##### Record list

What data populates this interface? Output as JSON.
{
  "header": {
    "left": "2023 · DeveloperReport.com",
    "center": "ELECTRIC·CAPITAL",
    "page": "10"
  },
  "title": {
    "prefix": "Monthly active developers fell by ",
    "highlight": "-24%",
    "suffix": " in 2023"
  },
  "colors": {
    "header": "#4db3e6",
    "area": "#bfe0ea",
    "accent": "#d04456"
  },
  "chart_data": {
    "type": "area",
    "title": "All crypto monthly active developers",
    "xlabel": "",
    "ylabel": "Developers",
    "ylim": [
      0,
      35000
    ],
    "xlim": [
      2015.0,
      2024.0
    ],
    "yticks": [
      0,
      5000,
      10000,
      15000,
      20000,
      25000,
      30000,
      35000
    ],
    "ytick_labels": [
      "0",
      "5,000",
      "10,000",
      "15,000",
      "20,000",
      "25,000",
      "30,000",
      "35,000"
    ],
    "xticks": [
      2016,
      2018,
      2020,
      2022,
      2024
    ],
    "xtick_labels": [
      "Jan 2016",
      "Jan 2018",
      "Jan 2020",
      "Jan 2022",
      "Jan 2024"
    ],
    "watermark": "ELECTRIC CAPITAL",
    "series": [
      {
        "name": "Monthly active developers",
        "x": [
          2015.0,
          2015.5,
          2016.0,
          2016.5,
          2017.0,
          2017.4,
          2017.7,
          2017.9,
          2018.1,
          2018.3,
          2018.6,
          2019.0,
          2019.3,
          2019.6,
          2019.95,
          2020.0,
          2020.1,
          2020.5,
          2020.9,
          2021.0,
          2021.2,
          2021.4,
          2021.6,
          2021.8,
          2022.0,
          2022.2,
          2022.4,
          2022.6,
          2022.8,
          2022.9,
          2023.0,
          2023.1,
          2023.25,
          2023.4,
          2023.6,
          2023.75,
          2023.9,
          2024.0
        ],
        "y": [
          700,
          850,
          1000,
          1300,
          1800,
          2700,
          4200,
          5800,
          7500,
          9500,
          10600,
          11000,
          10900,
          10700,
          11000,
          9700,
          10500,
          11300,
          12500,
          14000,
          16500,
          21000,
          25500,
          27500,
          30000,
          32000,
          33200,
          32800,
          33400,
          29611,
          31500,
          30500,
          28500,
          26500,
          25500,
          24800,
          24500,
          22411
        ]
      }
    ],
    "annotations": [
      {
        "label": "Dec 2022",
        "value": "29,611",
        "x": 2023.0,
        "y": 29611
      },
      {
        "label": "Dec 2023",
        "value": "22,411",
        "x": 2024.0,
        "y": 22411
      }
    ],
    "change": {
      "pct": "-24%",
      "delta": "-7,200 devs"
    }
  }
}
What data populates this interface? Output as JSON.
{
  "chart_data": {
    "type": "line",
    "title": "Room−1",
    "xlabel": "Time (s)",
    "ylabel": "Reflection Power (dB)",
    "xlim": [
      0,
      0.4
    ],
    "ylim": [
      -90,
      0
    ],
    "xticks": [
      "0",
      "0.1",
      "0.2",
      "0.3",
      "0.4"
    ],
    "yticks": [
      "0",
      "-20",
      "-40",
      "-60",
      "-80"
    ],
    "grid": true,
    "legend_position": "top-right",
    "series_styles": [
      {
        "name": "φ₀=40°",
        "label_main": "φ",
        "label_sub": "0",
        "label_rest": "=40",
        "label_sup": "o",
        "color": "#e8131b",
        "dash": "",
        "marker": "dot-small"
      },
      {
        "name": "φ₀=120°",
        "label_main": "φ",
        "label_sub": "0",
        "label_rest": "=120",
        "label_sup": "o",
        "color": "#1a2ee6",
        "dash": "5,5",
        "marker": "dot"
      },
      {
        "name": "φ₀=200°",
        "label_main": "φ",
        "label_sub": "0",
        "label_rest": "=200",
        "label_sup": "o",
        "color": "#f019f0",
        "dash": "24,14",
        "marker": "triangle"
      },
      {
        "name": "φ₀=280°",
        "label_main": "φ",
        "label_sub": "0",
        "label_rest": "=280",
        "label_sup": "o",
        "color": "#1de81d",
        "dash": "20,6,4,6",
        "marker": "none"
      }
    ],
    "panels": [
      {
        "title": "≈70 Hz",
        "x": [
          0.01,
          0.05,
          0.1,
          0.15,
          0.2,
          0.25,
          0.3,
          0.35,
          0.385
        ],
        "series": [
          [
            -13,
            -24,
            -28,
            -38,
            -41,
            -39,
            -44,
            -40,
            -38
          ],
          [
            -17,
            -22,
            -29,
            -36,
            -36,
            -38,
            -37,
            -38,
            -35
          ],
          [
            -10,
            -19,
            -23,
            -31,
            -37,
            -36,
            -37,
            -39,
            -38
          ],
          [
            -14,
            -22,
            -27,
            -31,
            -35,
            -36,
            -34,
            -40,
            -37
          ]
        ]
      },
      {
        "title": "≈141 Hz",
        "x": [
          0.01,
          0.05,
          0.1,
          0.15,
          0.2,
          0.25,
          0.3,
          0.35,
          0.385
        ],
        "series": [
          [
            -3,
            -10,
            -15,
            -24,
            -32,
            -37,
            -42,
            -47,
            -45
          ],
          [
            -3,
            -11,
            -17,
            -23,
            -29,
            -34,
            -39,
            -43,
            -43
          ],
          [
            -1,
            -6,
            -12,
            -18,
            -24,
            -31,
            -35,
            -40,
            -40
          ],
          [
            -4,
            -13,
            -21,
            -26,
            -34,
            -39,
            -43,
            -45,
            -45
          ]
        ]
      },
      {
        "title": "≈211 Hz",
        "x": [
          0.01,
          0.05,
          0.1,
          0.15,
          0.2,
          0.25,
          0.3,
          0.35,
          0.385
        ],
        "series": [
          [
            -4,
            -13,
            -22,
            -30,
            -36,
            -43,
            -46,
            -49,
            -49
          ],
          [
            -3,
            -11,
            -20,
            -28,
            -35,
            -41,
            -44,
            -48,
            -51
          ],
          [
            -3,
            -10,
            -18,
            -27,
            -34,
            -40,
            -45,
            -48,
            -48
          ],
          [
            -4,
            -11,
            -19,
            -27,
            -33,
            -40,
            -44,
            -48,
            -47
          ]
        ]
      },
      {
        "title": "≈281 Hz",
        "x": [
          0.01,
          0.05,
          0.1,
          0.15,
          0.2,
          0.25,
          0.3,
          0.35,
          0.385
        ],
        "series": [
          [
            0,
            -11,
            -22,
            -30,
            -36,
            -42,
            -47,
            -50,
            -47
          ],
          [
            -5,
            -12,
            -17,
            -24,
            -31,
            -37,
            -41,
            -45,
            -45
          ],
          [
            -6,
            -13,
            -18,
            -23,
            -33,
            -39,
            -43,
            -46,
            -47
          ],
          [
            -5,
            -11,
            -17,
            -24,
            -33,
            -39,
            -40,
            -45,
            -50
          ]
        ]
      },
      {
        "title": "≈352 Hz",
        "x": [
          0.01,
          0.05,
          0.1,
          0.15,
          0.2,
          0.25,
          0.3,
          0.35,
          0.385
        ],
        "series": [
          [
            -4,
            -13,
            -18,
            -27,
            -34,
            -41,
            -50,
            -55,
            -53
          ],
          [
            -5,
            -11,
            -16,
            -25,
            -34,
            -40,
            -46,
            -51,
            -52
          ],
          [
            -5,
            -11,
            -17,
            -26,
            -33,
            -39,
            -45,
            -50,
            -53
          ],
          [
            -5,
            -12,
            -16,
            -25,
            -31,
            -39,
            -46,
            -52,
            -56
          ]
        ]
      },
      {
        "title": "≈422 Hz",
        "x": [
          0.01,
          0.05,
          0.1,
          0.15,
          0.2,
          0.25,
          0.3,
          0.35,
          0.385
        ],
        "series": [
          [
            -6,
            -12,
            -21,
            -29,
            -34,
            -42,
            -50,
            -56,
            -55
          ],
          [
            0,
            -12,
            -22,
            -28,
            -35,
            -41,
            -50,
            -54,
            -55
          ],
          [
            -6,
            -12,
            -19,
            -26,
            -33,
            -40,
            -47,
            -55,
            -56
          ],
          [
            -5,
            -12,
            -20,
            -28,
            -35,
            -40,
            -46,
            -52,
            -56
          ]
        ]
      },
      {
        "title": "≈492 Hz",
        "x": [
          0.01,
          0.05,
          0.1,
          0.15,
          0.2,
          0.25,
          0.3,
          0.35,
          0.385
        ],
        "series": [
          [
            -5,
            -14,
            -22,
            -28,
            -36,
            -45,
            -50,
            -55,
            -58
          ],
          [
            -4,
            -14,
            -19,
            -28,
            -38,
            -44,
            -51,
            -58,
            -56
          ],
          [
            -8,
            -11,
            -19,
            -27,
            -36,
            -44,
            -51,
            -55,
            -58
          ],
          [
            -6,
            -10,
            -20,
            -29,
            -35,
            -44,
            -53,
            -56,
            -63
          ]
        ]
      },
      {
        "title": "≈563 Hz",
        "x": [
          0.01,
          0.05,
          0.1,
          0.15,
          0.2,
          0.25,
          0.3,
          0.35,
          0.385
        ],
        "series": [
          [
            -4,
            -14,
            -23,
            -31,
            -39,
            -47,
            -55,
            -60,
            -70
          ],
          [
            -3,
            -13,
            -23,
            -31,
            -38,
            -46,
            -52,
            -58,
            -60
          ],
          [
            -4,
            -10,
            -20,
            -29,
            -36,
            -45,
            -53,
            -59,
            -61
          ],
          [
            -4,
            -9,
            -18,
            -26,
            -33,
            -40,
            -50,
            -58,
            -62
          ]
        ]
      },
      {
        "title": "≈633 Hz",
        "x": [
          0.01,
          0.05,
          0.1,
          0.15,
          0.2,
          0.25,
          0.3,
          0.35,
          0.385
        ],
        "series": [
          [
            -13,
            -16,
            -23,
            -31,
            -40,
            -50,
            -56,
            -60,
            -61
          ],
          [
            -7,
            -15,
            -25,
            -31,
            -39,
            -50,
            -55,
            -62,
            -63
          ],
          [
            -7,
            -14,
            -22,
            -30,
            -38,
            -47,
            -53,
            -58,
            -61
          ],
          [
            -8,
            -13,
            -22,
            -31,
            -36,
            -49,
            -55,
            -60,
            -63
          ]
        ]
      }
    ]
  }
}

##########

Work instructions:
Lines containing the word "ylabel" must all be returned from the material above.

Response:
    "ylabel": "Developers",
    "ylabel": "Reflection Power (dB)",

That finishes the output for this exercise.